(Dataset rows about figures)
#####
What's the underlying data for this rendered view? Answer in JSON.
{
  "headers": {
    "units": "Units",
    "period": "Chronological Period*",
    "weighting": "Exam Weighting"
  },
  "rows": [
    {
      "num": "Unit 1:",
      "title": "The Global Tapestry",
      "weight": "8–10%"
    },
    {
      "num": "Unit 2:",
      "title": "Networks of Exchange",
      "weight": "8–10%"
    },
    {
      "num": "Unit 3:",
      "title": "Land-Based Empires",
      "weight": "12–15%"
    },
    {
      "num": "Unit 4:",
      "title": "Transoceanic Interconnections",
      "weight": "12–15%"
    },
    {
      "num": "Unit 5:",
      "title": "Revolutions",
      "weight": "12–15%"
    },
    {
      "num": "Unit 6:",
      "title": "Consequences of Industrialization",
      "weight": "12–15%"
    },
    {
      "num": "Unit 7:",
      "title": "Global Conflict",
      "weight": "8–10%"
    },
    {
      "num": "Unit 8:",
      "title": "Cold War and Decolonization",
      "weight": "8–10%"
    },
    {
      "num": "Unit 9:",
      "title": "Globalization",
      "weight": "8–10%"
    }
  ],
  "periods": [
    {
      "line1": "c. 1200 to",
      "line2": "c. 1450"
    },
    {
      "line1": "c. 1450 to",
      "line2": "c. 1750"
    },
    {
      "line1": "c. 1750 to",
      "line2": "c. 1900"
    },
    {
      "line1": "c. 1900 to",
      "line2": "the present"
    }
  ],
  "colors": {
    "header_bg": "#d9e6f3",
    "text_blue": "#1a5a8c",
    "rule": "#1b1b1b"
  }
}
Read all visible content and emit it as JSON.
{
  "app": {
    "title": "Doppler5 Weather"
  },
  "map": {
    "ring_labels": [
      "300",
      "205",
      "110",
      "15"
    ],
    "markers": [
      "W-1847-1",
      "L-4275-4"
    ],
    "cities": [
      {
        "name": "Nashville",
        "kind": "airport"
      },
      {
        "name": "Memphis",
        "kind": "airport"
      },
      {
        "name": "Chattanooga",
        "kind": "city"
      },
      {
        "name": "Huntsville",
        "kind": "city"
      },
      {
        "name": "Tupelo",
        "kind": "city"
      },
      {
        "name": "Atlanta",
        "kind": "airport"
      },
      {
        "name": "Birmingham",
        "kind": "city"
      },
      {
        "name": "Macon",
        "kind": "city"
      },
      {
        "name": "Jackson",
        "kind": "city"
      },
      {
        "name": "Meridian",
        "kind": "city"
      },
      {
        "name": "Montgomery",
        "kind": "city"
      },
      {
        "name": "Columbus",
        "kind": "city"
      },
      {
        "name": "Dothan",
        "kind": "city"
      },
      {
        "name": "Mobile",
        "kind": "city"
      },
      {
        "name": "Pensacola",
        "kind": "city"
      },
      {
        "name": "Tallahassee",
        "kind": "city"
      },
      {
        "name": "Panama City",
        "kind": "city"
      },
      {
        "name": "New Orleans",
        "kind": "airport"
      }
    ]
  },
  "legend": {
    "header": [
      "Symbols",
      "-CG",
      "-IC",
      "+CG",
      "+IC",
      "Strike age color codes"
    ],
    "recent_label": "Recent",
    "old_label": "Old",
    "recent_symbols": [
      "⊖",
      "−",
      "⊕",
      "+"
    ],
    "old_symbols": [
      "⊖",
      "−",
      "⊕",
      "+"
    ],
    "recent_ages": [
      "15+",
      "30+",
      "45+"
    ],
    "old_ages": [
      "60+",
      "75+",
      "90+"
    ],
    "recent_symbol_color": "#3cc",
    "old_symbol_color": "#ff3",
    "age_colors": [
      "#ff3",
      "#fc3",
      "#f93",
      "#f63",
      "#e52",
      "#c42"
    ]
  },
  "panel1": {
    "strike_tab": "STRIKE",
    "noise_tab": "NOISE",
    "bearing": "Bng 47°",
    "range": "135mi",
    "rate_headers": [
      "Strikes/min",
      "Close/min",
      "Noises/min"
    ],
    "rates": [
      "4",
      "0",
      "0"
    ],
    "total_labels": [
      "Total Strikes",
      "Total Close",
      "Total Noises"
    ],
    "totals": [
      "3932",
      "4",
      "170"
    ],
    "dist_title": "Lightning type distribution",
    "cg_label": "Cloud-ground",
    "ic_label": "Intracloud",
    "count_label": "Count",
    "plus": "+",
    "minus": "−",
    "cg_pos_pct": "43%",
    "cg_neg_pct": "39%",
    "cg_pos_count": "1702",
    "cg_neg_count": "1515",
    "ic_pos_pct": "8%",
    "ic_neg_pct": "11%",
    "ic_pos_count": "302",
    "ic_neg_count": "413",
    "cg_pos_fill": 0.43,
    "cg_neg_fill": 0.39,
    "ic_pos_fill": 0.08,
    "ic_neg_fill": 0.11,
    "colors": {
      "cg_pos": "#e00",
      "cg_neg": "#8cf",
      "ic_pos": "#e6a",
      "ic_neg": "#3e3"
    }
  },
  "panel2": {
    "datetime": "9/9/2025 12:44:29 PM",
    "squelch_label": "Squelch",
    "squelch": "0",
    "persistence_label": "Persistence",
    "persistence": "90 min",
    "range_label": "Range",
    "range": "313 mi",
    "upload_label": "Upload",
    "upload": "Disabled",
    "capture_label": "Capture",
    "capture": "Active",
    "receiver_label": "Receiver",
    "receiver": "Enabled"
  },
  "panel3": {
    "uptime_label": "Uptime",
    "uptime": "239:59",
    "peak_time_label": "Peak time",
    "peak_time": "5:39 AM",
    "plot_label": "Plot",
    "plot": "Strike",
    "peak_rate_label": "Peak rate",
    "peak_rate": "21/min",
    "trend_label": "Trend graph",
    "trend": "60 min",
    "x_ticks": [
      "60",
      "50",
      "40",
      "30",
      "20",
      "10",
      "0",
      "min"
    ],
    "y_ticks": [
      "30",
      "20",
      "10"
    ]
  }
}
#####
Retype the listing above in full, with no alterations.

What's the underlying data for this rendered view? Answer in JSON.
{
  "headers": {
    "units": "Units",
    "period": "Chronological Period*",
    "weighting": "Exam Weighting"
  },
  "rows": [
    {
      "num": "Unit 1:",
      "title": "The Global Tapestry",
      "weight": "8–10%"
    },
    {
      "num": "Unit 2:",
      "title": "Networks of Exchange",
      "weight": "8–10%"
    },
    {
      "num": "Unit 3:",
      "title": "Land-Based Empires",
      "weight": "12–15%"
    },
    {
      "num": "Unit 4:",
      "title": "Transoceanic Interconnections",
      "weight": "12–15%"
    },
    {
      "num": "Unit 5:",
      "title": "Revolutions",
      "weight": "12–15%"
    },
    {
      "num": "Unit 6:",
      "title": "Consequences of Industrialization",
      "weight": "12–15%"
    },
    {
      "num": "Unit 7:",
      "title": "Global Conflict",
      "weight": "8–10%"
    },
    {
      "num": "Unit 8:",
      "title": "Cold War and Decolonization",
      "weight": "8–10%"
    },
    {
      "num": "Unit 9:",
      "title": "Globalization",
      "weight": "8–10%"
    }
  ],
  "periods": [
    {
      "line1": "c. 1200 to",
      "line2": "c. 1450"
    },
    {
      "line1": "c. 1450 to",
      "line2": "c. 1750"
    },
    {
      "line1": "c. 1750 to",
      "line2": "c. 1900"
    },
    {
      "line1": "c. 1900 to",
      "line2": "the present"
    }
  ],
  "colors": {
    "header_bg": "#d9e6f3",
    "text_blue": "#1a5a8c",
    "rule": "#1b1b1b"
  }
}
Read all visible content and emit it as JSON.
{
  "app": {
    "title": "Doppler5 Weather"
  },
  "map": {
    "ring_labels": [
      "300",
      "205",
      "110",
      "15"
    ],
    "markers": [
      "W-1847-1",
      "L-4275-4"
    ],
    "cities": [
      {
        "name": "Nashville",
        "kind": "airport"
      },
      {
        "name": "Memphis",
        "kind": "airport"
      },
      {
        "name": "Chattanooga",
        "kind": "city"
      },
      {
        "name": "Huntsville",
        "kind": "city"
      },
      {
        "name": "Tupelo",
        "kind": "city"
      },
      {
        "name": "Atlanta",
        "kind": "airport"
      },
      {
        "name": "Birmingham",
        "kind": "city"
      },
      {
        "name": "Macon",
        "kind": "city"
      },
      {
        "name": "Jackson",
        "kind": "city"
      },
      {
        "name": "Meridian",
        "kind": "city"
      },
      {
        "name": "Montgomery",
        "kind": "city"
      },
      {
        "name": "Columbus",
        "kind": "city"
      },
      {
        "name": "Dothan",
        "kind": "city"
      },
      {
        "name": "Mobile",
        "kind": "city"
      },
      {
        "name": "Pensacola",
        "kind": "city"
      },
      {
        "name": "Tallahassee",
        "kind": "city"
      },
      {
        "name": "Panama City",
        "kind": "city"
      },
      {
        "name": "New Orleans",
        "kind": "airport"
      }
    ]
  },
  "legend": {
    "header": [
      "Symbols",
      "-CG",
      "-IC",
      "+CG",
      "+IC",
      "Strike age color codes"
    ],
    "recent_label": "Recent",
    "old_label": "Old",
    "recent_symbols": [
      "⊖",
      "−",
      "⊕",
      "+"
    ],
    "old_symbols": [
      "⊖",
      "−",
      "⊕",
      "+"
    ],
    "recent_ages": [
      "15+",
      "30+",
      "45+"
    ],
    "old_ages": [
      "60+",
      "75+",
      "90+"
    ],
    "recent_symbol_color": "#3cc",
    "old_symbol_color": "#ff3",
    "age_colors": [
      "#ff3",
      "#fc3",
      "#f93",
      "#f63",
      "#e52",
      "#c42"
    ]
  },
  "panel1": {
    "strike_tab": "STRIKE",
    "noise_tab": "NOISE",
    "bearing": "Bng 47°",
    "range": "135mi",
    "rate_headers": [
      "Strikes/min",
      "Close/min",
      "Noises/min"
    ],
    "rates": [
      "4",
      "0",
      "0"
    ],
    "total_labels": [
      "Total Strikes",
      "Total Close",
      "Total Noises"
    ],
    "totals": [
      "3932",
      "4",
      "170"
    ],
    "dist_title": "Lightning type distribution",
    "cg_label": "Cloud-ground",
    "ic_label": "Intracloud",
    "count_label": "Count",
    "plus": "+",
    "minus": "−",
    "cg_pos_pct": "43%",
    "cg_neg_pct": "39%",
    "cg_pos_count": "1702",
    "cg_neg_count": "1515",
    "ic_pos_pct": "8%",
    "ic_neg_pct": "11%",
    "ic_pos_count": "302",
    "ic_neg_count": "413",
    "cg_pos_fill": 0.43,
    "cg_neg_fill": 0.39,
    "ic_pos_fill": 0.08,
    "ic_neg_fill": 0.11,
    "colors": {
      "cg_pos": "#e00",
      "cg_neg": "#8cf",
      "ic_pos": "#e6a",
      "ic_neg": "#3e3"
    }
  },
  "panel2": {
    "datetime": "9/9/2025 12:44:29 PM",
    "squelch_label": "Squelch",
    "squelch": "0",
    "persistence_label": "Persistence",
    "persistence": "90 min",
    "range_label": "Range",
    "range": "313 mi",
    "upload_label": "Upload",
    "upload": "Disabled",
    "capture_label": "Capture",
    "capture": "Active",
    "receiver_label": "Receiver",
    "receiver": "Enabled"
  },
  "panel3": {
    "uptime_label": "Uptime",
    "uptime": "239:59",
    "peak_time_label": "Peak time",
    "peak_time": "5:39 AM",
    "plot_label": "Plot",
    "plot": "Strike",
    "peak_rate_label": "Peak rate",
    "peak_rate": "21/min",
    "trend_label": "Trend graph",
    "trend": "60 min",
    "x_ticks": [
      "60",
      "50",
      "40",
      "30",
      "20",
      "10",
      "0",
      "min"
    ],
    "y_ticks": [
      "30",
      "20",
      "10"
    ]
  }
}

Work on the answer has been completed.